## TESTO IN ESAME
-*-*-
Dall’altro, invece, si osservano livelli diversi di coinvolgimento. Il livello emotivo, in cui una nuova sensibilità estetica apre il varco alla sensibilità organica nella vita sociale tramite un edonismo quotidiano che agisce “in tanto che cultura dei sentimenti” (Maffesoli, 1990; 2004), affermazione di quell‘hic et nunc postmoderno che è fondatore del sistema di orientamento secondo le coordinate dell’immediatezza e dell’esaltazione delle emozioni. Il livello spaziale, dove le riconfigurazioni del paesaggio sociale si declinano secondo la ri-destinazione e la moltiplicazione degli spazi fisici definendo uno spazio aumentato che trasforma la realtà e invade anche la virtualità, cosa che implica una necessaria ricerca di nuove forme di dire e vivere la morte capaci di accordarsi alle trasformazioni in atto. Il livello della personalizzazione, tale per cui il superamento del valore moderno dell’individualismo ha prodotto nuove forme di comunitarismo, di annullamento dell’individuo nella folla (Maffesoli, 1990), ma contemporaneamente ha riscritto in prospettiva postmoderna il concetto stesso di individuo, sottolineando l’unicità dei percorsi autoriflessivi di formazione del sé. Infatti, la possibilità di inclusioni molteplici e transitorie in tribù diverse implica sia la pluralità di ruoli contro l’unicità della funzione sia la possibilità/inevitabilità di scelta riguardo l’assunzione di tali ruoli. 
In questa prospettiva, ricorda Gilles Lipovetsky (1983, pp. 7-18 e 21), la vita è in ogni suo ambito existence à la carte. Ciò vale anche per i rituali funebri, e se la ricerca di una vita su misura risponde ad una logica del loisir, vale a dire del gioco come schema d’azione, anche i rituali funebri obbediscono a tale logica. Ecco che allora riprende il dialogo interrotto con il sacro e, in particolare, con la ritualità, attraverso giochi - i riti – che spesso si configurano come riappropriazione del sacro, della morte e, soprattutto, come ricostruzione dei rituali.
-*-*-
## DESCRIZIONE DEL COMPITO
Nel testo in esame, con quale espressione Gilles Lipovetsky definisce la vita in ogni suo ambito? I dati provengono da una fonte diversa dal testo.

## DATI DI PARTENZA
-*-*-
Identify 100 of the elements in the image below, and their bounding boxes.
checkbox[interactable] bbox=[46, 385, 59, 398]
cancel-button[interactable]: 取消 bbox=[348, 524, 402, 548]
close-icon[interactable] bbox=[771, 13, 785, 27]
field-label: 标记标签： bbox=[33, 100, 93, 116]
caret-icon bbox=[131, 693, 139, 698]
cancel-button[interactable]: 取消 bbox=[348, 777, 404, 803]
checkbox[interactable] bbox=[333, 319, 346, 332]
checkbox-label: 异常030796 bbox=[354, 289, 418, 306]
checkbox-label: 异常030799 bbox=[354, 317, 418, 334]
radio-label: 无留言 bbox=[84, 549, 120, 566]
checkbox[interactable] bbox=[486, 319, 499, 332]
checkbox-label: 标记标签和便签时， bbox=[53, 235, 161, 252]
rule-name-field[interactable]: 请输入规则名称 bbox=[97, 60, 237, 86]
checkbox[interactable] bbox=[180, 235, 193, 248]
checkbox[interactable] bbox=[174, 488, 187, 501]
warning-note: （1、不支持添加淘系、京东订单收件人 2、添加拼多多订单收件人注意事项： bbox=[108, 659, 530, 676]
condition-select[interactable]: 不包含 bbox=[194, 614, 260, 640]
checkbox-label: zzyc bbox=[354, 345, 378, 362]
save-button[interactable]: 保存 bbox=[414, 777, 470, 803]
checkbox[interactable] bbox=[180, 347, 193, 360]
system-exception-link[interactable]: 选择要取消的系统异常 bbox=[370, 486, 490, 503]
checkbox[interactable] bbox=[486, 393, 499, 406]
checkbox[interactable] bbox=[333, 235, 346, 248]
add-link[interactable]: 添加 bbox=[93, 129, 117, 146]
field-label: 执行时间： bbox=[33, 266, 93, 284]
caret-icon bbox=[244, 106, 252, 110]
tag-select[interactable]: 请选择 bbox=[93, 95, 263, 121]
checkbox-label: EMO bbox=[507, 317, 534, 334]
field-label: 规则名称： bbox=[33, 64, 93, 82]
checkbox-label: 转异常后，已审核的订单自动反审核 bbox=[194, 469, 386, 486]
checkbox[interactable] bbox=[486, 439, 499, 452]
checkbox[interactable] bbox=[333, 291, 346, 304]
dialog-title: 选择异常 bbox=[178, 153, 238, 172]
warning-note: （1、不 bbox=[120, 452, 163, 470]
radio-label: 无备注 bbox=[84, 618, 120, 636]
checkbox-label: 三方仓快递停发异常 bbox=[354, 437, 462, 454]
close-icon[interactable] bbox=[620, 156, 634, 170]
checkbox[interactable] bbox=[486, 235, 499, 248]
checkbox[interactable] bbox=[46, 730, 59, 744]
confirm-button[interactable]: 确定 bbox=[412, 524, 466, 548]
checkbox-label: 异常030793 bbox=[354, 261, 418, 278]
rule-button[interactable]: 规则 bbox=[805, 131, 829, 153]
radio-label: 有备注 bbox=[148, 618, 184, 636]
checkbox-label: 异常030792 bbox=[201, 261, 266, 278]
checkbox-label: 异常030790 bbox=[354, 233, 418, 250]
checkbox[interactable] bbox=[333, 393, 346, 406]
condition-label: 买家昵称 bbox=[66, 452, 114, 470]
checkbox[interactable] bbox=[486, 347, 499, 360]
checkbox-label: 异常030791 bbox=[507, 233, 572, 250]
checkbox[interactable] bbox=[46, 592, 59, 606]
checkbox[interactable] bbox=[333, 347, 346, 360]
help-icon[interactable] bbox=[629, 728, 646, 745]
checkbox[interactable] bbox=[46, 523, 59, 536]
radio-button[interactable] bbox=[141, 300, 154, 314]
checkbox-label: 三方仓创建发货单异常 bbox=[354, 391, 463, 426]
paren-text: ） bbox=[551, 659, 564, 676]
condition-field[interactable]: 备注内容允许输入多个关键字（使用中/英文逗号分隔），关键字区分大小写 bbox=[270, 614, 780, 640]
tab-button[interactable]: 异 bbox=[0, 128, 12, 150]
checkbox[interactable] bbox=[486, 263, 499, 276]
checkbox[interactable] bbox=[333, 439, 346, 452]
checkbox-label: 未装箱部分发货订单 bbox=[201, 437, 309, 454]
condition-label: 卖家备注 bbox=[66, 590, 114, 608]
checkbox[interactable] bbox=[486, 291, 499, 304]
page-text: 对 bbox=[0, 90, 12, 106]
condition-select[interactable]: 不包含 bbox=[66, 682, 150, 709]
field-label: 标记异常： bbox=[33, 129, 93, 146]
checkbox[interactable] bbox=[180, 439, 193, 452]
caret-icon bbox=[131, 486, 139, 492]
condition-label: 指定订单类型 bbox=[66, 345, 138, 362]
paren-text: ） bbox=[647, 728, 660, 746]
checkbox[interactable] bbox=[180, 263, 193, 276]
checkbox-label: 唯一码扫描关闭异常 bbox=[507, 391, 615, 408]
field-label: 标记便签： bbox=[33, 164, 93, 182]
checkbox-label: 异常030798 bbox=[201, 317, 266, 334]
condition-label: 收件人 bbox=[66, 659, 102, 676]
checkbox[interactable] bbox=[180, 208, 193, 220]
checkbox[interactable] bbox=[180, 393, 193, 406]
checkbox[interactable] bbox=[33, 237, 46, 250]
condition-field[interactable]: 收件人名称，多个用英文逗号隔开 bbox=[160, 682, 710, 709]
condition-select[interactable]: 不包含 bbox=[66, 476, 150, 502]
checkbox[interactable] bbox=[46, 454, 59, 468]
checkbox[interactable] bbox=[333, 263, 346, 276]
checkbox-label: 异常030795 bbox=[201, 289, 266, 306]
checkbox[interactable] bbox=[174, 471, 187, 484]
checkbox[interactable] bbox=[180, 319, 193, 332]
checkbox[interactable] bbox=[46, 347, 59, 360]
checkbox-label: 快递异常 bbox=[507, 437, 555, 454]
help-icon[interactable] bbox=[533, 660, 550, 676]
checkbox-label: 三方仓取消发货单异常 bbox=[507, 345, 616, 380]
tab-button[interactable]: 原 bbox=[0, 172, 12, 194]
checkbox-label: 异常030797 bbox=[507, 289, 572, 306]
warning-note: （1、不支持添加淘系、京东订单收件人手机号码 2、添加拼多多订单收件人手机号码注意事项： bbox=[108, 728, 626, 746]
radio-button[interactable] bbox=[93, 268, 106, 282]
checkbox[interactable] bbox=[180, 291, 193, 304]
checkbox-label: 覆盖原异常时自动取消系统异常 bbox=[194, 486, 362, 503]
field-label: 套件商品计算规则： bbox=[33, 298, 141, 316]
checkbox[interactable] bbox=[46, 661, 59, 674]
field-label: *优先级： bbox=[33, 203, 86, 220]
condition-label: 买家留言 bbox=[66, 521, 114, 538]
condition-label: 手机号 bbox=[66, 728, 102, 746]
-*-*-
## SOLUZIONE
Con l'espressione existence à la carte.